DATA RECORDS ->
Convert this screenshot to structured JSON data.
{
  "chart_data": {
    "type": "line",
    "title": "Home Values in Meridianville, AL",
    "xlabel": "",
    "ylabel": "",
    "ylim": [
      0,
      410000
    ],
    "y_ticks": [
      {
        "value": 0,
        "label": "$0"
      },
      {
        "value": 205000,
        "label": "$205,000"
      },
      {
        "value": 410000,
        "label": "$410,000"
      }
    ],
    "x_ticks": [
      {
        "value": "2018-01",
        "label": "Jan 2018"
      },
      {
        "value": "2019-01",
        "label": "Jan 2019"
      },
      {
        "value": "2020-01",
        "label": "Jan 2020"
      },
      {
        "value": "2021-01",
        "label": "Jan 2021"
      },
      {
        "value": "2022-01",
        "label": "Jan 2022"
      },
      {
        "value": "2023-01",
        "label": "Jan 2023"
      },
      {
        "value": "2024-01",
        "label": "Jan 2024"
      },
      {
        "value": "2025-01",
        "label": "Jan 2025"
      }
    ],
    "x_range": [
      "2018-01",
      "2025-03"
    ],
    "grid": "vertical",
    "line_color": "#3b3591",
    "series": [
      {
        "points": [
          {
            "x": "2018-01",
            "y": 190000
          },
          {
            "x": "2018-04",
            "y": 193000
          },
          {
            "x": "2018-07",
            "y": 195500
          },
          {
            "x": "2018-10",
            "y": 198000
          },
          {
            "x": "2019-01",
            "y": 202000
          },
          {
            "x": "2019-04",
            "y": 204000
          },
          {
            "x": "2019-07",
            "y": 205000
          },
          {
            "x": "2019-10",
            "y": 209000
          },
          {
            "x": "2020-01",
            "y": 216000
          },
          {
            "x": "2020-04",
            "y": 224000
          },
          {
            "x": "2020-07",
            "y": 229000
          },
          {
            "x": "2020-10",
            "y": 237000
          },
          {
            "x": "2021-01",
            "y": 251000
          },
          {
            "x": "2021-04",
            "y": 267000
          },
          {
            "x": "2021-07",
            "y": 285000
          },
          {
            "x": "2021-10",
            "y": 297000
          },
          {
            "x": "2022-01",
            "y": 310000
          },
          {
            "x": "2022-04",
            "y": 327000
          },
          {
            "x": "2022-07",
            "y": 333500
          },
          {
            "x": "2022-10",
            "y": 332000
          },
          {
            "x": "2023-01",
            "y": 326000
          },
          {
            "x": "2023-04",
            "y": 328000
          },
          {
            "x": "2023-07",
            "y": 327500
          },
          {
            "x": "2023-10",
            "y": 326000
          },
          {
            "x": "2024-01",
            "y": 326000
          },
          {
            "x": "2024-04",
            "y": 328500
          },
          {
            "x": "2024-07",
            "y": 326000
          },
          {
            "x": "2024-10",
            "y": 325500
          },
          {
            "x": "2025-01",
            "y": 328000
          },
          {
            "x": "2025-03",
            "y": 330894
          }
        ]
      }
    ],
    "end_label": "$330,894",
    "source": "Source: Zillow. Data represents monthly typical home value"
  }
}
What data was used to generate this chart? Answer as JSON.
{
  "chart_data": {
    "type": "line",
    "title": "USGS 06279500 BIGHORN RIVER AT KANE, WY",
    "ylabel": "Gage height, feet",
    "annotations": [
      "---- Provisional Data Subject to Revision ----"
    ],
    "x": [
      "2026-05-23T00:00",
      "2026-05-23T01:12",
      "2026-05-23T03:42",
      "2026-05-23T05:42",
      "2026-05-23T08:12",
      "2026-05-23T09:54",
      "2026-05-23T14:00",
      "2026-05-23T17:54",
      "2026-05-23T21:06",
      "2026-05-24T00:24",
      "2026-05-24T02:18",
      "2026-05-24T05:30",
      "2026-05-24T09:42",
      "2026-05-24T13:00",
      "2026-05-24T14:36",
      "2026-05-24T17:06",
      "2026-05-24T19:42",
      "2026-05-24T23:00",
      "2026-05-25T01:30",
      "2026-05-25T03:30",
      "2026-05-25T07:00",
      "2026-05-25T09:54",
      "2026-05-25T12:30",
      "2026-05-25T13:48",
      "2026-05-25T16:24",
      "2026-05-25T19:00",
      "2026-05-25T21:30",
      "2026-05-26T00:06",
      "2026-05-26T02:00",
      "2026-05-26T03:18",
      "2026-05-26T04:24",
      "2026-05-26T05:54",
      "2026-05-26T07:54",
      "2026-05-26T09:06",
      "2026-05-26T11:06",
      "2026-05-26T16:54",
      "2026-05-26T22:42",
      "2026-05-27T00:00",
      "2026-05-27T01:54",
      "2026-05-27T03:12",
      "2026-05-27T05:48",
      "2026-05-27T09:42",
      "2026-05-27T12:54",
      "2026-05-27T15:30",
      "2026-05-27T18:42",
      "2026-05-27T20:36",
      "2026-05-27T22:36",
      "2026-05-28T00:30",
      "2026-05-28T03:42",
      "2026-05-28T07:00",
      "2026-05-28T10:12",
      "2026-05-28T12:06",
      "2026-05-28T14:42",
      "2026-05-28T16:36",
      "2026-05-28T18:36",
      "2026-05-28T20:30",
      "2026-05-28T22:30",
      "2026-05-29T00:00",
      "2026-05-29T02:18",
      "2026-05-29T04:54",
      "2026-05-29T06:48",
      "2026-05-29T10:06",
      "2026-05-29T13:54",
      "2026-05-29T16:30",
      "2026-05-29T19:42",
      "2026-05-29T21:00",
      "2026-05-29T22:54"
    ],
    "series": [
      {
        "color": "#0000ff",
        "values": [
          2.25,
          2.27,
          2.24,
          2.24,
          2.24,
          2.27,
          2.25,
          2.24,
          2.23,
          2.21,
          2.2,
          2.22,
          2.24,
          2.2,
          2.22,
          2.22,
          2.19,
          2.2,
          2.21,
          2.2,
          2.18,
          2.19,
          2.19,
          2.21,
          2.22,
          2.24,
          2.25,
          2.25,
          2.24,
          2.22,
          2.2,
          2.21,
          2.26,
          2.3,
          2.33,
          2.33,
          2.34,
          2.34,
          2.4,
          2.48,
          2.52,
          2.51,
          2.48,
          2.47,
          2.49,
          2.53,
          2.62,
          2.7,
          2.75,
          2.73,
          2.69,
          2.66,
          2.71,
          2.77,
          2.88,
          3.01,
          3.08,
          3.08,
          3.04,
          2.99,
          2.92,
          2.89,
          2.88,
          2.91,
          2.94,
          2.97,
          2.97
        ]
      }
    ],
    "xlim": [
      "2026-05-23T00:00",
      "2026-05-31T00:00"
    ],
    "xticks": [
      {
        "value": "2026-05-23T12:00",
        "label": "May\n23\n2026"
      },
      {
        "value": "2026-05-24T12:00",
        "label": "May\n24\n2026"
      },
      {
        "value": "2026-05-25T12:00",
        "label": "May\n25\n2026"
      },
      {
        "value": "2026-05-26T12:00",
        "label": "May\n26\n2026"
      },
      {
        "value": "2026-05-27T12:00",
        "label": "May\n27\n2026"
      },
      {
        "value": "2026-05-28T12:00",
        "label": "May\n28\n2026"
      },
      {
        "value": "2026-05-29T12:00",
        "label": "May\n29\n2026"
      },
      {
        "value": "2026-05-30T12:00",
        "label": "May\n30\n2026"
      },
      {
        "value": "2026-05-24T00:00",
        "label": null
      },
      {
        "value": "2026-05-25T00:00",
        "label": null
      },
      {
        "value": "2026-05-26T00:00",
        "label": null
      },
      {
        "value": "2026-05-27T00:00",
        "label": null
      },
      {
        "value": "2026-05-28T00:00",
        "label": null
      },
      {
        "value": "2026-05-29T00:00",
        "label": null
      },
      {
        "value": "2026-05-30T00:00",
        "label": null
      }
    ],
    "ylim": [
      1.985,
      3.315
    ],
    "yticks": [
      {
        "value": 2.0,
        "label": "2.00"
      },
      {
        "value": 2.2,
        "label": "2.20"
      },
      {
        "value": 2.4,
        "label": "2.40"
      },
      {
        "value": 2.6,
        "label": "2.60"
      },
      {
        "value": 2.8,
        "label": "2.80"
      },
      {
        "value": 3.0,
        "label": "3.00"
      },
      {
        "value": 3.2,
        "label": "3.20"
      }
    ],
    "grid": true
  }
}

TASK TO CARRY OUT -> Report the number of lines in the listing above that include the word "JSON", and nothing else.

WRITTEN REPLY -> 2